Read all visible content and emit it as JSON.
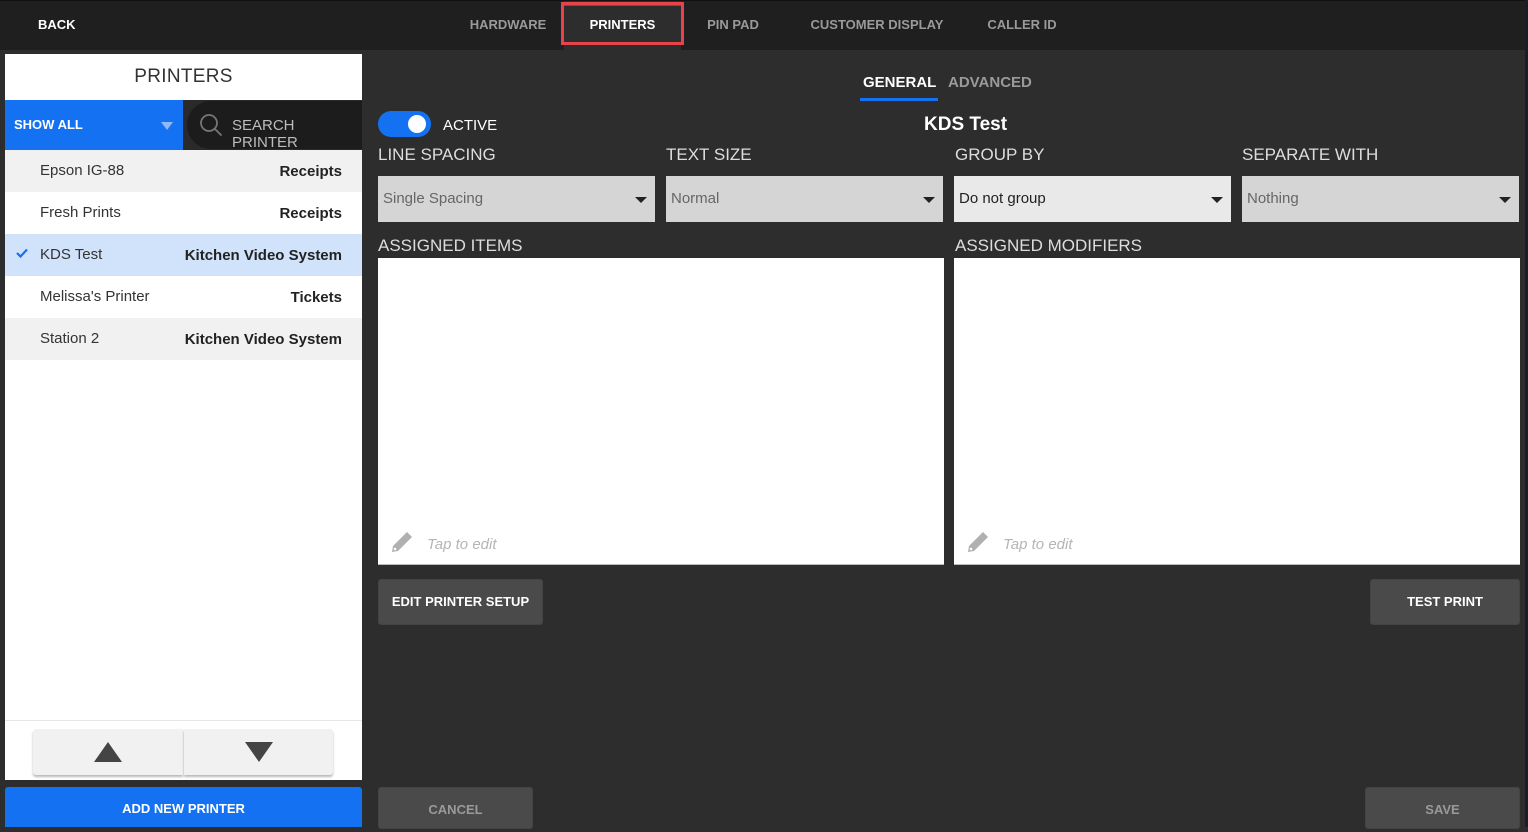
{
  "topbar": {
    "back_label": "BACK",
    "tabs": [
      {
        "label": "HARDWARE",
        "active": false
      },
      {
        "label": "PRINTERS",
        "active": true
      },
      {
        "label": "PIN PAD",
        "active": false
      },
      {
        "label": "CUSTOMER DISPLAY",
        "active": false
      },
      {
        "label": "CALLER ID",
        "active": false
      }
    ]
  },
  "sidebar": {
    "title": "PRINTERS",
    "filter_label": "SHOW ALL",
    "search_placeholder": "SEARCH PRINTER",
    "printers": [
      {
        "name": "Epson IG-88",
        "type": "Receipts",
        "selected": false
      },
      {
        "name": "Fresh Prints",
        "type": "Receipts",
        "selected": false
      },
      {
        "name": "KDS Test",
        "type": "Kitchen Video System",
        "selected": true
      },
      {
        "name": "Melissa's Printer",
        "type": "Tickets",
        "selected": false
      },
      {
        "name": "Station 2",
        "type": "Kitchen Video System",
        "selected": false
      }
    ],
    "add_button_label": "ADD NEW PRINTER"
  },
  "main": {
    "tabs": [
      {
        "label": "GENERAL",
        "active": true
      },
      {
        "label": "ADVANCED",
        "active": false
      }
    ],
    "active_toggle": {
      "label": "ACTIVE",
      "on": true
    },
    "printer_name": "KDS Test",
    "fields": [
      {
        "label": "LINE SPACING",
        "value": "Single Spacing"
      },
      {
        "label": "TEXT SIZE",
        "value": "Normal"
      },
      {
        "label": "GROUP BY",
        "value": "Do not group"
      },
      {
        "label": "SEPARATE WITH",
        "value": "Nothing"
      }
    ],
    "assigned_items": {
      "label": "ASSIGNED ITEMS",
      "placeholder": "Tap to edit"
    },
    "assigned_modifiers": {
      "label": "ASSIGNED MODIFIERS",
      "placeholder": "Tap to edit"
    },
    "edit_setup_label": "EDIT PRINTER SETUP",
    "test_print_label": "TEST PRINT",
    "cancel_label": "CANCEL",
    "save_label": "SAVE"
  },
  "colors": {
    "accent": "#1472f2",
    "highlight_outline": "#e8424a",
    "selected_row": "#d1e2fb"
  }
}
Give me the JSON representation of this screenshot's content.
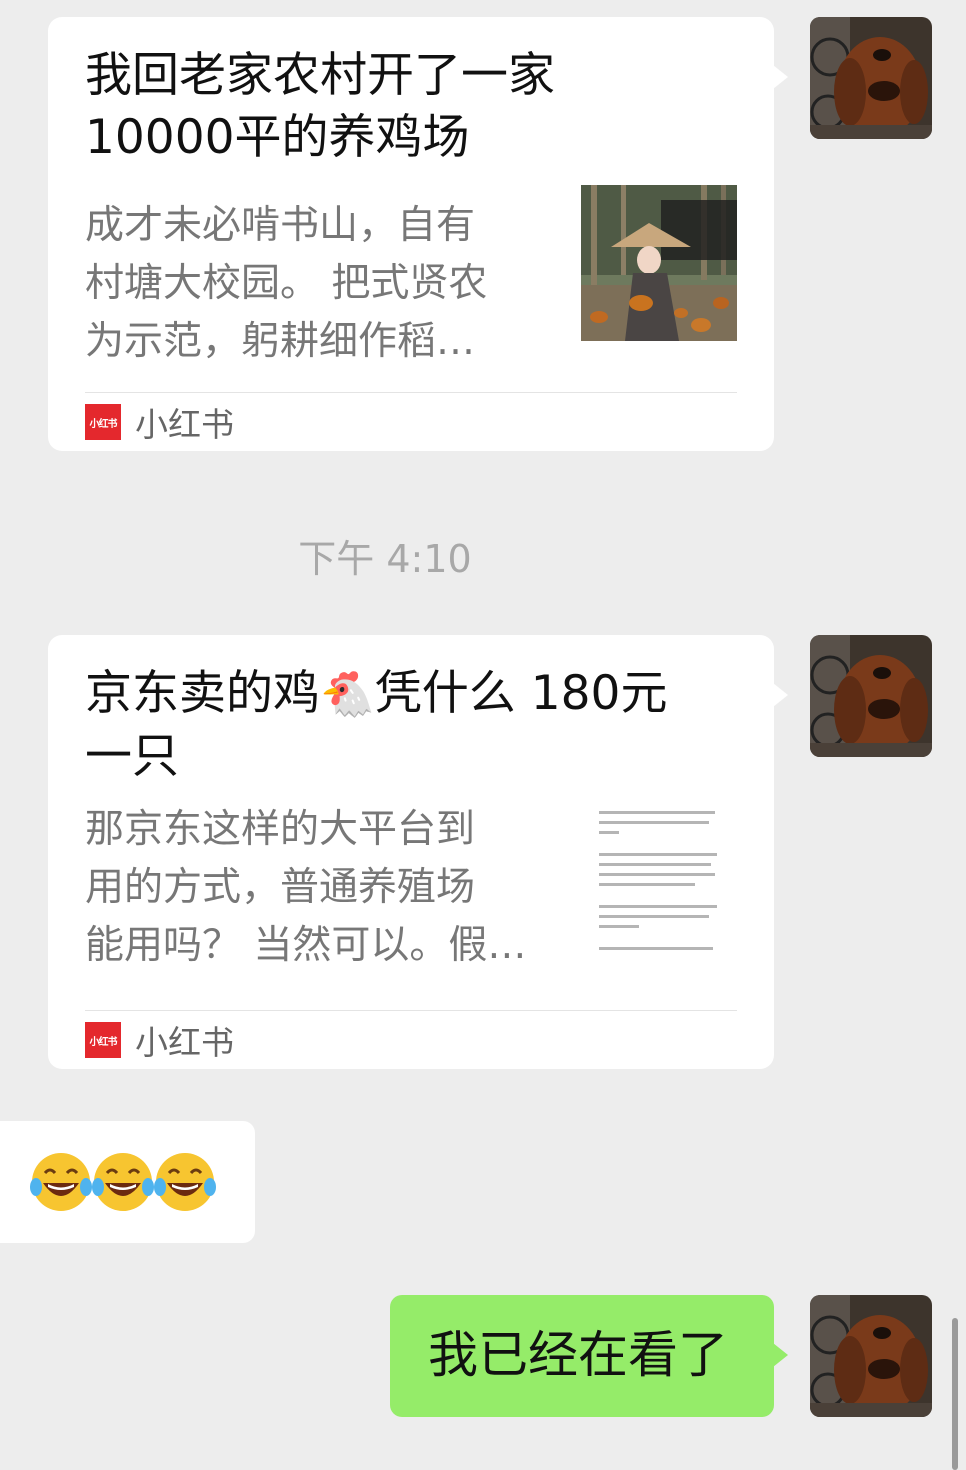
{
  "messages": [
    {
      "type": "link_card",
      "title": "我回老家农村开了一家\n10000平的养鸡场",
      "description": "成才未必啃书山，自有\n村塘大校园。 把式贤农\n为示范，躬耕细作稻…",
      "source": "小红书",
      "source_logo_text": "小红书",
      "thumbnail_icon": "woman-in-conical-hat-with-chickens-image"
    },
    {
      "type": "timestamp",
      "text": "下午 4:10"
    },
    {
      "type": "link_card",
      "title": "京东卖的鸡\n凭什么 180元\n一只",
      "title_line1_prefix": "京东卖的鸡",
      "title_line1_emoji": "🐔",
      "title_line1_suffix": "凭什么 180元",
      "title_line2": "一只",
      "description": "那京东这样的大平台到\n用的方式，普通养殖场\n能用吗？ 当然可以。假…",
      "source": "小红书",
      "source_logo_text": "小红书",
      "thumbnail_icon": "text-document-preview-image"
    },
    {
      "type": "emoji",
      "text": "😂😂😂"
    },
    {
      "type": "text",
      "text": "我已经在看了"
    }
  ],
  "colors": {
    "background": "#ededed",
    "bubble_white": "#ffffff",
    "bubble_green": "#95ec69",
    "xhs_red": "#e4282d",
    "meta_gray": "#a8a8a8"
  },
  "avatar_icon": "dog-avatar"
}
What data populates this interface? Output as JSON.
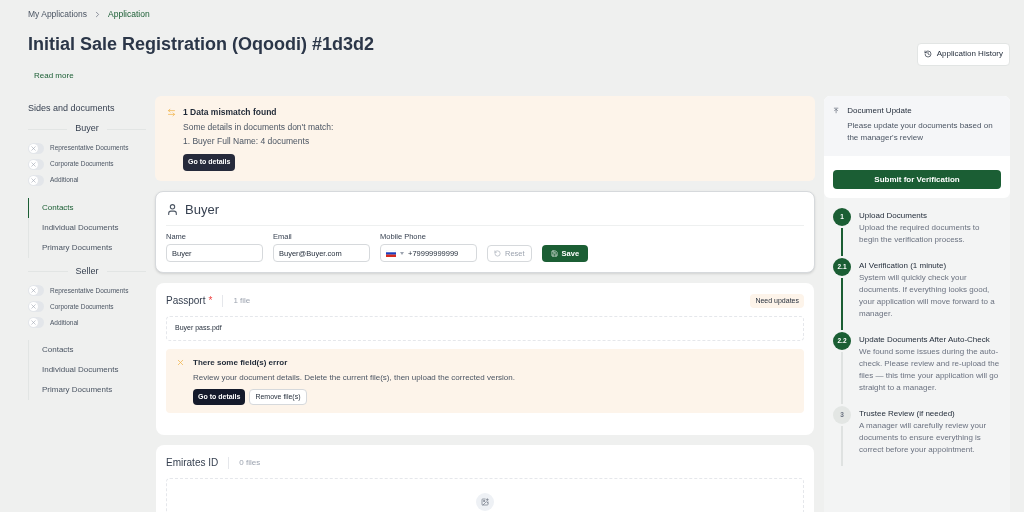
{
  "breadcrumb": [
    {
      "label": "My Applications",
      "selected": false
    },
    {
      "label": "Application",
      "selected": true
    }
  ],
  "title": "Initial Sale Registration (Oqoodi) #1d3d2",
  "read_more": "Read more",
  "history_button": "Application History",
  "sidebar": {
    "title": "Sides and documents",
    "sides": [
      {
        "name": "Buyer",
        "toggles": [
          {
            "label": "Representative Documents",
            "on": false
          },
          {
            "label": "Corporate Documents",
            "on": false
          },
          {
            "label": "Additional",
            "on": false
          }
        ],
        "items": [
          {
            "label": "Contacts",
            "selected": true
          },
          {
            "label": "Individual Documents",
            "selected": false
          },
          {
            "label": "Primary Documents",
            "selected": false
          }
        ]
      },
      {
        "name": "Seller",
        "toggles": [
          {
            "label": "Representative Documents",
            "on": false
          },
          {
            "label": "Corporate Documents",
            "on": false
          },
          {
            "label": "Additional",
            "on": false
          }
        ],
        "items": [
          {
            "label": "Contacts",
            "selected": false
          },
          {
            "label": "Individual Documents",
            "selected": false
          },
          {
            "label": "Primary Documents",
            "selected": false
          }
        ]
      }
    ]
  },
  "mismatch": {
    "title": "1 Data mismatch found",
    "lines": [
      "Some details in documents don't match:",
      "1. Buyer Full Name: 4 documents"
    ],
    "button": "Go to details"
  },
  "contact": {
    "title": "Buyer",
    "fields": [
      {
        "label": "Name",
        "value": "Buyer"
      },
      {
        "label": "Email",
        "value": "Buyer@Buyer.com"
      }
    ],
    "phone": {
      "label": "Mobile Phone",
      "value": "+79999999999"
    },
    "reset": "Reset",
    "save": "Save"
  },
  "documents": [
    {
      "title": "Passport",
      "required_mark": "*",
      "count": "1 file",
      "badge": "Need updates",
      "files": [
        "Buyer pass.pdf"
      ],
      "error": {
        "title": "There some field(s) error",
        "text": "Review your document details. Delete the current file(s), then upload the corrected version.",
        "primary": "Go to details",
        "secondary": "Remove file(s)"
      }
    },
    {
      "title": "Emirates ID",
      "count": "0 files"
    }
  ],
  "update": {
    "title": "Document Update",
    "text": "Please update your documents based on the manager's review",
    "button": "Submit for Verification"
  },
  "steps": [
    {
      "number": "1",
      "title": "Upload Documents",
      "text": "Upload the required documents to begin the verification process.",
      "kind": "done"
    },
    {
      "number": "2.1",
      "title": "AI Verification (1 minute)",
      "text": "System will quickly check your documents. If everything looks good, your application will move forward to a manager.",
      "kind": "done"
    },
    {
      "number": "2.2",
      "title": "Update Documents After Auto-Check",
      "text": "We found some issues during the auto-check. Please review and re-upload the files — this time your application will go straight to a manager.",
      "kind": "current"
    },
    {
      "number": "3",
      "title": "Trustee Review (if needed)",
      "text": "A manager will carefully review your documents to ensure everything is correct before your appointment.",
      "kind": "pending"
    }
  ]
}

§

## What to produce
Copy the records exactly as they appear, excluding images.

## Solution for this task
Read all visible content and emit it as JSON.
{
  "topbar": {
    "back_label": "BACK",
    "tabs": [
      {
        "label": "HARDWARE",
        "active": false
      },
      {
        "label": "PRINTERS",
        "active": true
      },
      {
        "label": "PIN PAD",
        "active": false
      },
      {
        "label": "CUSTOMER DISPLAY",
        "active": false
      },
      {
        "label": "CALLER ID",
        "active": false
      }
    ]
  },
  "sidebar": {
    "title": "PRINTERS",
    "filter_label": "SHOW ALL",
    "search_placeholder": "SEARCH PRINTER",
    "printers": [
      {
        "name": "Epson IG-88",
        "type": "Receipts",
        "selected": false
      },
      {
        "name": "Fresh Prints",
        "type": "Receipts",
        "selected": false
      },
      {
        "name": "KDS Test",
        "type": "Kitchen Video System",
        "selected": true
      },
      {
        "name": "Melissa's Printer",
        "type": "Tickets",
        "selected": false
      },
      {
        "name": "Station 2",
        "type": "Kitchen Video System",
        "selected": false
      }
    ],
    "add_button_label": "ADD NEW PRINTER"
  },
  "main": {
    "tabs": [
      {
        "label": "GENERAL",
        "active": true
      },
      {
        "label": "ADVANCED",
        "active": false
      }
    ],
    "active_toggle": {
      "label": "ACTIVE",
      "on": true
    },
    "printer_name": "KDS Test",
    "fields": [
      {
        "label": "LINE SPACING",
        "value": "Single Spacing"
      },
      {
        "label": "TEXT SIZE",
        "value": "Normal"
      },
      {
        "label": "GROUP BY",
        "value": "Do not group"
      },
      {
        "label": "SEPARATE WITH",
        "value": "Nothing"
      }
    ],
    "assigned_items": {
      "label": "ASSIGNED ITEMS",
      "placeholder": "Tap to edit"
    },
    "assigned_modifiers": {
      "label": "ASSIGNED MODIFIERS",
      "placeholder": "Tap to edit"
    },
    "edit_setup_label": "EDIT PRINTER SETUP",
    "test_print_label": "TEST PRINT",
    "cancel_label": "CANCEL",
    "save_label": "SAVE"
  },
  "colors": {
    "accent": "#1472f2",
    "highlight_outline": "#e8424a",
    "selected_row": "#d1e2fb"
  }
}
Give me the JSON representation of this screenshot's content.
{
  "messages": [
    {
      "type": "link_card",
      "title": "我回老家农村开了一家\n10000平的养鸡场",
      "description": "成才未必啃书山，自有\n村塘大校园。 把式贤农\n为示范，躬耕细作稻…",
      "source": "小红书",
      "source_logo_text": "小红书",
      "thumbnail_icon": "woman-in-conical-hat-with-chickens-image"
    },
    {
      "type": "timestamp",
      "text": "下午 4:10"
    },
    {
      "type": "link_card",
      "title": "京东卖的鸡\n凭什么 180元\n一只",
      "title_line1_prefix": "京东卖的鸡",
      "title_line1_emoji": "🐔",
      "title_line1_suffix": "凭什么 180元",
      "title_line2": "一只",
      "description": "那京东这样的大平台到\n用的方式，普通养殖场\n能用吗？ 当然可以。假…",
      "source": "小红书",
      "source_logo_text": "小红书",
      "thumbnail_icon": "text-document-preview-image"
    },
    {
      "type": "emoji",
      "text": "😂😂😂"
    },
    {
      "type": "text",
      "text": "我已经在看了"
    }
  ],
  "colors": {
    "background": "#ededed",
    "bubble_white": "#ffffff",
    "bubble_green": "#95ec69",
    "xhs_red": "#e4282d",
    "meta_gray": "#a8a8a8"
  },
  "avatar_icon": "dog-avatar"
}
What data populates this interface? Output as JSON.
{
  "breadcrumb": [
    {
      "label": "My Applications",
      "selected": false
    },
    {
      "label": "Application",
      "selected": true
    }
  ],
  "title": "Initial Sale Registration (Oqoodi) #1d3d2",
  "read_more": "Read more",
  "history_button": "Application History",
  "sidebar": {
    "title": "Sides and documents",
    "sides": [
      {
        "name": "Buyer",
        "toggles": [
          {
            "label": "Representative Documents",
            "on": false
          },
          {
            "label": "Corporate Documents",
            "on": false
          },
          {
            "label": "Additional",
            "on": false
          }
        ],
        "items": [
          {
            "label": "Contacts",
            "selected": true
          },
          {
            "label": "Individual Documents",
            "selected": false
          },
          {
            "label": "Primary Documents",
            "selected": false
          }
        ]
      },
      {
        "name": "Seller",
        "toggles": [
          {
            "label": "Representative Documents",
            "on": false
          },
          {
            "label": "Corporate Documents",
            "on": false
          },
          {
            "label": "Additional",
            "on": false
          }
        ],
        "items": [
          {
            "label": "Contacts",
            "selected": false
          },
          {
            "label": "Individual Documents",
            "selected": false
          },
          {
            "label": "Primary Documents",
            "selected": false
          }
        ]
      }
    ]
  },
  "mismatch": {
    "title": "1 Data mismatch found",
    "lines": [
      "Some details in documents don't match:",
      "1. Buyer Full Name: 4 documents"
    ],
    "button": "Go to details"
  },
  "contact": {
    "title": "Buyer",
    "fields": [
      {
        "label": "Name",
        "value": "Buyer"
      },
      {
        "label": "Email",
        "value": "Buyer@Buyer.com"
      }
    ],
    "phone": {
      "label": "Mobile Phone",
      "value": "+79999999999"
    },
    "reset": "Reset",
    "save": "Save"
  },
  "documents": [
    {
      "title": "Passport",
      "required_mark": "*",
      "count": "1 file",
      "badge": "Need updates",
      "files": [
        "Buyer pass.pdf"
      ],
      "error": {
        "title": "There some field(s) error",
        "text": "Review your document details. Delete the current file(s), then upload the corrected version.",
        "primary": "Go to details",
        "secondary": "Remove file(s)"
      }
    },
    {
      "title": "Emirates ID",
      "count": "0 files"
    }
  ],
  "update": {
    "title": "Document Update",
    "text": "Please update your documents based on the manager's review",
    "button": "Submit for Verification"
  },
  "steps": [
    {
      "number": "1",
      "title": "Upload Documents",
      "text": "Upload the required documents to begin the verification process.",
      "kind": "done"
    },
    {
      "number": "2.1",
      "title": "AI Verification (1 minute)",
      "text": "System will quickly check your documents. If everything looks good, your application will move forward to a manager.",
      "kind": "done"
    },
    {
      "number": "2.2",
      "title": "Update Documents After Auto-Check",
      "text": "We found some issues during the auto-check. Please review and re-upload the files — this time your application will go straight to a manager.",
      "kind": "current"
    },
    {
      "number": "3",
      "title": "Trustee Review (if needed)",
      "text": "A manager will carefully review your documents to ensure everything is correct before your appointment.",
      "kind": "pending"
    }
  ]
}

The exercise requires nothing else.